__Instructions for the task__.
Each line of the listing that contains the word "durch" is to be copied.

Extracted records
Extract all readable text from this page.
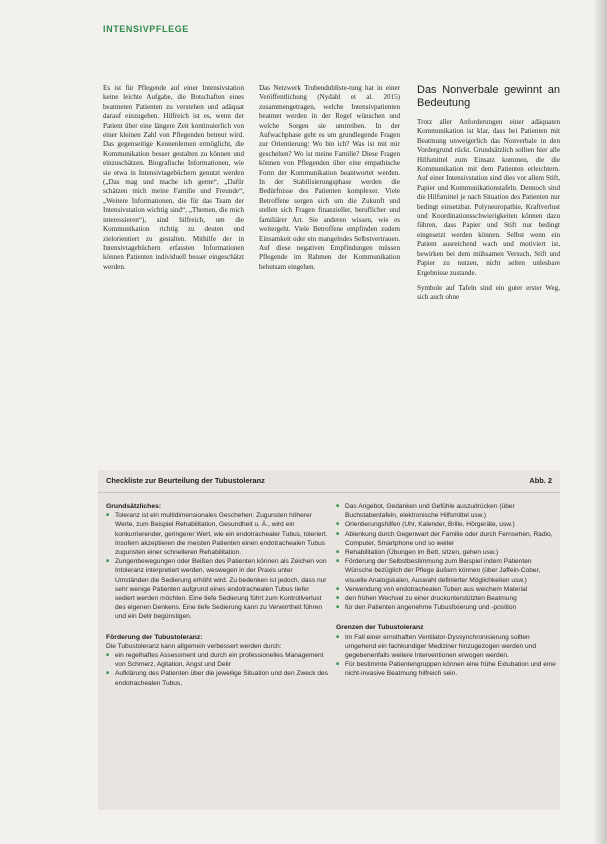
INTENSIVPFLEGE

Es ist für Pflegende auf einer Intensivstation keine leichte Aufgabe, die Botschaften eines beatmeten Patienten zu verstehen und adäquat darauf einzugehen. Hilfreich ist es, wenn der Patient über eine längere Zeit kontinuierlich von einer kleinen Zahl von Pflegenden betreut wird. Das gegenseitige Kennenlernen ermöglicht, die Kommunikation besser gestalten zu können und einzuschätzen. Biografische Informationen, wie sie etwa in Intensivtagebüchern genutzt werden („Das mag und mache ich gerne“, „Dafür schätzen mich meine Familie und Freunde“, „Weitere Informationen, die für das Team der Intensivstation wichtig sind“, „Themen, die mich interessieren“), sind hilfreich, um die Kommunikation richtig zu deuten und zielorientiert zu gestalten. Mithilfe der in Intensivtagebüchern erfassten Informationen können Patienten individuell besser eingeschätzt werden.

Das Netzwerk Trubendubliste-tung hat in einer Veröffentlichung (Nydahl et al. 2015) zusammengetragen, welche Intensivpatienten beatmet werden in der Regel wünschen und welche Sorgen sie umtreiben. In der Aufwachphase geht es um grundlegende Fragen zur Orientierung: Wo bin ich? Was ist mit mir geschehen? Wo ist meine Familie? Diese Fragen können von Pflegenden über eine empathische Form der Kommunikation beantwortet werden. In der Stabilisierungsphase werden die Bedürfnisse des Patienten komplexer. Viele Betroffene sorgen sich um die Zukunft und stellen sich Fragen finanzieller, beruflicher und familiärer Art. Sie anderen wissen, wie es weitergeht. Viele Betroffene empfinden zudem Einsamkeit oder ein mangelndes Selbstvertrauen. Auf diese negativen Empfindungen müssen Pflegende im Rahmen der Kommunikation behutsam eingehen.

Das Nonverbale gewinnt an Bedeutung

Trotz aller Anforderungen einer adäquaten Kommunikation ist klar, dass bei Patienten mit Beatmung unweigerlich das Nonverbale in den Vordergrund rückt. Grundsätzlich sollten hier alle Hilfsmittel zum Einsatz kommen, die die Kommunikation mit dem Patienten erleichtern. Auf einer Intensivstation sind dies vor allem Stift, Papier und Kommunikationstafeln. Dennoch sind die Hilfsmittel je nach Situation des Patienten nur bedingt einsetzbar. Polyneuropathie, Kraftverlust und Koordinationsschwierigkeiten können dazu führen, dass Papier und Stift nur bedingt eingesetzt werden können. Selbst wenn ein Patient ausreichend wach und motiviert ist, bewirken bei dem mühsamen Versuch, Stift und Papier zu nutzen, nicht selten unlesbare Ergebnisse zustande.

Symbole auf Tafeln sind ein guter erster Weg, sich auch ohne

Checkliste zur Beurteilung der Tubustoleranz	Abb. 2
Grundsätzliches:
■ Toleranz ist ein multidimensionales Geschehen: Zugunsten höherer Werte, zum Beispiel Rehabilitation, Gesundheit u. Ä., wird ein konkurrierender, geringerer Wert, wie ein endotrachealer Tubus, toleriert. Insofern akzeptieren die meisten Patienten einen endotrachealen Tubus zugunsten einer schnelleren Rehabilitation.
■ Zungenbewegungen oder Beißen des Patienten können als Zeichen von Intoleranz interpretiert werden, weswegen in der Praxis unter Umständen die Sedierung erhöht wird. Zu bedenken ist jedoch, dass nur sehr wenige Patienten aufgrund eines endotrachealen Tubus tiefer sediert werden möchten. Eine tiefe Sedierung führt zum Kontrollverlust des eigenen Denkens. Eine tiefe Sedierung kann zu Verwirrtheit führen und ein Delir begünstigen.
Förderung der Tubustoleranz:

Die Tubustoleranz kann allgemein verbessert werden durch:

■ ein regelhaftes Assessment und durch ein professionelles Management von Schmerz, Agitation, Angst und Delir
■ Aufklärung des Patienten über die jeweilige Situation und den Zweck des endotrachealen Tubus,
■ Das Angebot, Gedanken und Gefühle auszudrücken (über Buchstabentafeln, elektronische Hilfsmittel usw.)
■ Orientierungshilfen (Uhr, Kalender, Brille, Hörgeräte, usw.)
■ Ablenkung durch Gegenwart der Familie oder durch Fernsehen, Radio, Computer, Smartphone und so weiter
■ Rehabilitation (Übungen im Bett, sitzen, gehen usw.)
■ Förderung der Selbstbestimmung zum Beispiel indem Patienten Wünsche bezüglich der Pflege äußern können (über Jaffein-Cober, visuelle Analogskalen, Auswahl definierter Möglichkeiten usw.)
■ Verwendung von endotrachealen Tuben aus weichem Material
■ den frühen Wechsel zu einer druckunterstützten Beatmung
■ für den Patienten angenehme Tubusfixierung und -position
Grenzen der Tubustoleranz
■ Im Fall einer ernsthaften Ventilator-Dyssynchronisierung sollten umgehend ein fachkundiger Mediziner hinzugezogen werden und gegebenenfalls weitere Interventionen erwogen werden.
■ Für bestimmte Patientengruppen können eine frühe Extubation und eine nicht-invasive Beatmung hilfreich sein.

__Solution__.
Die Tubustoleranz kann allgemein verbessert werden durch:
■ ein regelhaftes Assessment und durch ein professionelles Management von Schmerz, Agitation, Angst und Delir
■ Ablenkung durch Gegenwart der Familie oder durch Fernsehen, Radio, Computer, Smartphone und so weiter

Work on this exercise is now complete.